> [Stored records]
----------

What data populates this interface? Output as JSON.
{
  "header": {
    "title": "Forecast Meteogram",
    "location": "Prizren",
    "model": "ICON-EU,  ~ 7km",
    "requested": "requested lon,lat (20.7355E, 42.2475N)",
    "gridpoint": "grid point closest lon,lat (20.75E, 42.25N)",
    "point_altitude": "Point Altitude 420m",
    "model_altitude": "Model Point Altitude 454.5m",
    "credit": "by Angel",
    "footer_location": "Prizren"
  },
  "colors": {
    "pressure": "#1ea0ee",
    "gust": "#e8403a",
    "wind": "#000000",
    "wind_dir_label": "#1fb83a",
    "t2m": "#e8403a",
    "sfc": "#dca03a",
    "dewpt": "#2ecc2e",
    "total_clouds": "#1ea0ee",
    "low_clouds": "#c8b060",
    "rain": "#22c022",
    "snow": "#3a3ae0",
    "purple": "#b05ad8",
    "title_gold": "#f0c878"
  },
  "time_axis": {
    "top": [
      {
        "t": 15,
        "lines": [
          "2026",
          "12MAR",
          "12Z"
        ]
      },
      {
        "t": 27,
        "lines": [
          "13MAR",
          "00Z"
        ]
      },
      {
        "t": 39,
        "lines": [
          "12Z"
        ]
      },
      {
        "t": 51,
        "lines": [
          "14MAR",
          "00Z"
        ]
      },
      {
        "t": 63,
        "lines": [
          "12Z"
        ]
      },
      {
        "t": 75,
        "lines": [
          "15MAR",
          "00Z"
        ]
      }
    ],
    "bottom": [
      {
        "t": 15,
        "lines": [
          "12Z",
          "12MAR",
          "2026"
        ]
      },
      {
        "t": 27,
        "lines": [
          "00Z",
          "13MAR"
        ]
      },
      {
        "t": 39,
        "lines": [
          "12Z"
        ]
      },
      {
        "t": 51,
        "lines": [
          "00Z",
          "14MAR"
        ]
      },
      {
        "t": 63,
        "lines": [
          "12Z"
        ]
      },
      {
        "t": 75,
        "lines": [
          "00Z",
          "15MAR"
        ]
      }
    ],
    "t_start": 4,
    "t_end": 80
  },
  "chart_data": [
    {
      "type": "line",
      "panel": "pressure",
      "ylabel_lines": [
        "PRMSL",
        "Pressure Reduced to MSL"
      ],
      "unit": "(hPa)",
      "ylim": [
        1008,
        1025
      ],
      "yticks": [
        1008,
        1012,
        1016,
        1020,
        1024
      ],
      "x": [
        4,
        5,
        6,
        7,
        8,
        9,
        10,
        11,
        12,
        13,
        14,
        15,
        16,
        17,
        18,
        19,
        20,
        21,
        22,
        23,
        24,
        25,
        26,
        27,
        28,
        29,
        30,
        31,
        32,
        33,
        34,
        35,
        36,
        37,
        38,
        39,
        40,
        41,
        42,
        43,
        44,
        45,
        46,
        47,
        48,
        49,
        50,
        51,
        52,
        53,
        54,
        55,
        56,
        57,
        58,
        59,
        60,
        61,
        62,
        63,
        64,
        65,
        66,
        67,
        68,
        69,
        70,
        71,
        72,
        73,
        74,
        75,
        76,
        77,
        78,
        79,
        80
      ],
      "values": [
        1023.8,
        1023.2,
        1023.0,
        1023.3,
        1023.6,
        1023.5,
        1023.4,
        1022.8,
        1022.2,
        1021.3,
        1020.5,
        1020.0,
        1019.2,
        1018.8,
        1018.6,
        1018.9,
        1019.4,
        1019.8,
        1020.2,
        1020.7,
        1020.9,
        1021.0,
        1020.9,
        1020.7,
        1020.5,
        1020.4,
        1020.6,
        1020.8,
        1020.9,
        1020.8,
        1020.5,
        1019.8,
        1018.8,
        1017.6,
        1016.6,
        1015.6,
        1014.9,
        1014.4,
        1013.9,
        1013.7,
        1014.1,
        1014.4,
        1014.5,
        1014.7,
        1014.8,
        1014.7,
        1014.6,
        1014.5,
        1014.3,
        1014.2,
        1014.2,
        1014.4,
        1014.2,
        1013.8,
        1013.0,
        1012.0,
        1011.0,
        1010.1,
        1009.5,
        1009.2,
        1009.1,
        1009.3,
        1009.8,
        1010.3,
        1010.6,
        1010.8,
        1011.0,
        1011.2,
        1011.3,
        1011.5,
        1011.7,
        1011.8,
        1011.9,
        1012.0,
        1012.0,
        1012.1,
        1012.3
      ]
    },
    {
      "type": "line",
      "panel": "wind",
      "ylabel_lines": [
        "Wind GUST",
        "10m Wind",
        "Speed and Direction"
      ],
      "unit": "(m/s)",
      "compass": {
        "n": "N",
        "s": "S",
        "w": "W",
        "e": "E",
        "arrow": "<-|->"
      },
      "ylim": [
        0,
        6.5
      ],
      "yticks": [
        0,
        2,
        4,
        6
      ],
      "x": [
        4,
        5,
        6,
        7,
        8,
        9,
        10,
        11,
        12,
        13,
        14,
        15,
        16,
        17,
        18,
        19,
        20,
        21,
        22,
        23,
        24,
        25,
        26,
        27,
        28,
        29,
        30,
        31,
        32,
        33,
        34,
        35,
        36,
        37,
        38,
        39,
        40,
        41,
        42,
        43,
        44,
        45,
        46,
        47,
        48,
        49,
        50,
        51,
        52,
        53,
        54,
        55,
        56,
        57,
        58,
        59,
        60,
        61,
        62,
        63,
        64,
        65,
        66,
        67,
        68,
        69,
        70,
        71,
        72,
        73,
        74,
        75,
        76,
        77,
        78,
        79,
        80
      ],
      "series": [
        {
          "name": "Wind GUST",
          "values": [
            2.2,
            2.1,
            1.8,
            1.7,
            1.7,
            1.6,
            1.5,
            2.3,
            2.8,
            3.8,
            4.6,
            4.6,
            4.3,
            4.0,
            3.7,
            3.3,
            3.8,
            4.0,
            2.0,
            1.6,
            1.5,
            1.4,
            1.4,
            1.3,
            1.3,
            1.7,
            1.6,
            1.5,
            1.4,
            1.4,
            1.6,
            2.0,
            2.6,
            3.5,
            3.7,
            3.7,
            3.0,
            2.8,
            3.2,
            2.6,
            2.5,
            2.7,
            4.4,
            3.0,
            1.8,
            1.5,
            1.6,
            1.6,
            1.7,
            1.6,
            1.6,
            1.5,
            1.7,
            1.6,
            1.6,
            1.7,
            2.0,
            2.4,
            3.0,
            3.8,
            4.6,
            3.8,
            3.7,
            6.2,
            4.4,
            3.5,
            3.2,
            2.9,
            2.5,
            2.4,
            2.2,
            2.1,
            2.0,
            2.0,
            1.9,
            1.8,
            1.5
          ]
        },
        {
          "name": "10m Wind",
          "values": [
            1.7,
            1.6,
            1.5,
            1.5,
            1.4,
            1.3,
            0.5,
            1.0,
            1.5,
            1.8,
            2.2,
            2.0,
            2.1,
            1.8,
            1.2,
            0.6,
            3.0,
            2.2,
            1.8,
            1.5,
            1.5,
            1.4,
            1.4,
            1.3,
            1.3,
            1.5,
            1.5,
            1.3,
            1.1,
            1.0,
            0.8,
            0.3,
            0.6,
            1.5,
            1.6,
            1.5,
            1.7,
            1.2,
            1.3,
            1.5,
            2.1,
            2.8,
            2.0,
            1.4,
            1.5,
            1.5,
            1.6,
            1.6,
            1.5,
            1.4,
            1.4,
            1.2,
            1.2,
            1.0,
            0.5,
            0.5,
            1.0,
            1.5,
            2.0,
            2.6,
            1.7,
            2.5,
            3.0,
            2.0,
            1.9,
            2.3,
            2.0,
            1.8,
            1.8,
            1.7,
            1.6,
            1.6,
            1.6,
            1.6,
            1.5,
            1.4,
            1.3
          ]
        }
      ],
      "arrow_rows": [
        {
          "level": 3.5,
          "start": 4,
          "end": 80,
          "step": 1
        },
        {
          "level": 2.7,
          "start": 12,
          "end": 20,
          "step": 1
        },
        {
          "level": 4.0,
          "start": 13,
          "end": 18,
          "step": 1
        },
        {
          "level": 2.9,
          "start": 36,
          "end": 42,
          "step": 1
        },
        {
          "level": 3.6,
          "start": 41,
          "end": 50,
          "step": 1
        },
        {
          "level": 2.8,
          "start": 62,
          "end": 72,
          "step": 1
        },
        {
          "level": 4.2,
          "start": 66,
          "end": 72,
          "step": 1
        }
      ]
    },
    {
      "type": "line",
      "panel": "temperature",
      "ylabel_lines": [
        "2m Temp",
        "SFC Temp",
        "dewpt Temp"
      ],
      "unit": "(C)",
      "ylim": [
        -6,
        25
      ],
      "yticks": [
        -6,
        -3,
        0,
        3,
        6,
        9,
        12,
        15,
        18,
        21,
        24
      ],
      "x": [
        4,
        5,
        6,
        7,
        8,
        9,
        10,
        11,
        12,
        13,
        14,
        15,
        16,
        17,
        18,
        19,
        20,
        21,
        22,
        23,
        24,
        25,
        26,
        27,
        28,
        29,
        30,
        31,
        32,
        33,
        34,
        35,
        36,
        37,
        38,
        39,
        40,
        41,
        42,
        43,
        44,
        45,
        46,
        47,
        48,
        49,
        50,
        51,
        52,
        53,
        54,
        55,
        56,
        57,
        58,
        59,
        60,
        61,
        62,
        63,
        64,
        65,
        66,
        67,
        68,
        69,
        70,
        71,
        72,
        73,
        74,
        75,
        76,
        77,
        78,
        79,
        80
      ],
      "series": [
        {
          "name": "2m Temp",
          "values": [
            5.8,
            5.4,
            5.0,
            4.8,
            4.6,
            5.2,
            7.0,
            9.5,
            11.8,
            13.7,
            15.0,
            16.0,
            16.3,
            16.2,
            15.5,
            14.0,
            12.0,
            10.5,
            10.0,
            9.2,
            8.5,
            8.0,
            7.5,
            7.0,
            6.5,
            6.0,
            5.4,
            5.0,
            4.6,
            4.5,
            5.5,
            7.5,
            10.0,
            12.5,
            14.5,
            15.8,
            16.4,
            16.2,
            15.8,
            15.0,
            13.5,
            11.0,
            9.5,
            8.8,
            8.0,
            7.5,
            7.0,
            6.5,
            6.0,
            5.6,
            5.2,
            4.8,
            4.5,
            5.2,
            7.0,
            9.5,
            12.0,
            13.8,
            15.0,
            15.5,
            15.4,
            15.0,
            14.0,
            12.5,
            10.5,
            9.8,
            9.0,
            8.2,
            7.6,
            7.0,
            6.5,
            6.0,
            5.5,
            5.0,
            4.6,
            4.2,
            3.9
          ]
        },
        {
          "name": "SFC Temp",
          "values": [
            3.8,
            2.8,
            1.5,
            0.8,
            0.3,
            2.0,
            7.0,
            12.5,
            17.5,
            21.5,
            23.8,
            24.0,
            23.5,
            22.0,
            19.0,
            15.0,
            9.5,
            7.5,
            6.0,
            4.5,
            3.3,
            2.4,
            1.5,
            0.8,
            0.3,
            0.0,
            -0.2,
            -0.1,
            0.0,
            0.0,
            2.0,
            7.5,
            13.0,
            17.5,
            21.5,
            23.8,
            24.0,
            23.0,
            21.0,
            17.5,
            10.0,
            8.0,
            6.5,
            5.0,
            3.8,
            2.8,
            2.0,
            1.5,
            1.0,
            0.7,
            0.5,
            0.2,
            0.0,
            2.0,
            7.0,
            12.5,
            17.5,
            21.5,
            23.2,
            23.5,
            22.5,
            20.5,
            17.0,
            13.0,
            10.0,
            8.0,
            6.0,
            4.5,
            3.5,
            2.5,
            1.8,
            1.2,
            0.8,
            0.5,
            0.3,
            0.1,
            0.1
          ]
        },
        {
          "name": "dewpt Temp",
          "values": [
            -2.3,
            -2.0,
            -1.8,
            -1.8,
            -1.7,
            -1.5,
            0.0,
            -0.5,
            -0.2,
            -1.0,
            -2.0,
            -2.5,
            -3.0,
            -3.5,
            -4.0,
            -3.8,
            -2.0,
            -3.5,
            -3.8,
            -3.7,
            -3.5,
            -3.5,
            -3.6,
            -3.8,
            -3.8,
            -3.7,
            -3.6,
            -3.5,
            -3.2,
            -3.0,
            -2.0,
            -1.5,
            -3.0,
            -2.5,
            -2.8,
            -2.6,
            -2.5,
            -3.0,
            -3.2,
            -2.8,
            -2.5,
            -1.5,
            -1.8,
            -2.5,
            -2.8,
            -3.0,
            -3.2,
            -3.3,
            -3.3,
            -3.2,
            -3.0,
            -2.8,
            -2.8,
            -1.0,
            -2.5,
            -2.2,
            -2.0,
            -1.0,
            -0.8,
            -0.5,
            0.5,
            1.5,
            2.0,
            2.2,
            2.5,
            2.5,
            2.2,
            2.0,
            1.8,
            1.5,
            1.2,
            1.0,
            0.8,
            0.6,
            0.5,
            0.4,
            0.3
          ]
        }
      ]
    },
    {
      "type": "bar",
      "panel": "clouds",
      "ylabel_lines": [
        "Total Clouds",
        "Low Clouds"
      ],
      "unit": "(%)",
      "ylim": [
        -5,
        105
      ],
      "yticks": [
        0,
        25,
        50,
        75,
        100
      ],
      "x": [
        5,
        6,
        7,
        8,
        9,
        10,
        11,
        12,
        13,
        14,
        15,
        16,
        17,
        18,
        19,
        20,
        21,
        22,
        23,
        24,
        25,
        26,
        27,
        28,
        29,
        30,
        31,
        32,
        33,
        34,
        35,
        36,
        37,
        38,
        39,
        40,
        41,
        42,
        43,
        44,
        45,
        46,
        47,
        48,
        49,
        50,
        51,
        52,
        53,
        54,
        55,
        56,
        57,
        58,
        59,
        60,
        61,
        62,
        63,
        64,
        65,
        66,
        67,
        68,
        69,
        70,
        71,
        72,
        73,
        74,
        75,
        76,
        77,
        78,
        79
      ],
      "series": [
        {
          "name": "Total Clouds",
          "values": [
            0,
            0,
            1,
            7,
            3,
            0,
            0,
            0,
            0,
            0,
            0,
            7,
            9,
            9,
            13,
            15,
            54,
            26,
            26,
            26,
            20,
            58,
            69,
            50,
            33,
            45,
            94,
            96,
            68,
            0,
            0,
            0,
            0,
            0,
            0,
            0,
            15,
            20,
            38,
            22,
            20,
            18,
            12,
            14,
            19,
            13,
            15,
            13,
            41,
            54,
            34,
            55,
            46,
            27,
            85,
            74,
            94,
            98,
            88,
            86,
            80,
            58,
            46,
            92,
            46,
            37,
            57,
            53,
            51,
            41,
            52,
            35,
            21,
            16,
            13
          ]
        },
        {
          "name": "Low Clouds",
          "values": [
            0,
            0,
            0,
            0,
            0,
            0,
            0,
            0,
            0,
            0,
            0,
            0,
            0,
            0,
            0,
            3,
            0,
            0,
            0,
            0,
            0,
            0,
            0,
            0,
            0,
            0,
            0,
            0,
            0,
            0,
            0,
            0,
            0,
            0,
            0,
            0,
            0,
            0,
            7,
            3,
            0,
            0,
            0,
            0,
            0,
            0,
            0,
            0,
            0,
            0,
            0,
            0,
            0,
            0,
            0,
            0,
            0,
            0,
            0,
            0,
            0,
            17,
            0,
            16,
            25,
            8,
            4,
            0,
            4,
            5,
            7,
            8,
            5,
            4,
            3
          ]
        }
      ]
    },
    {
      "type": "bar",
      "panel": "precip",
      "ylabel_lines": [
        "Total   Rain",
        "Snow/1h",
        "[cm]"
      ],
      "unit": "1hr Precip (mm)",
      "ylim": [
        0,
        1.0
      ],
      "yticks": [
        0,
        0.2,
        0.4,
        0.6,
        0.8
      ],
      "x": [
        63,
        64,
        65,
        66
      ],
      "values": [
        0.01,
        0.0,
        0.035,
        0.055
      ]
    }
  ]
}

----------

> [Written instruction]
Copy each line of the listing in which the word "dewpt" can be found.

> [Result below]
    "dewpt": "#2ecc2e",
        "dewpt Temp"
          "name": "dewpt Temp",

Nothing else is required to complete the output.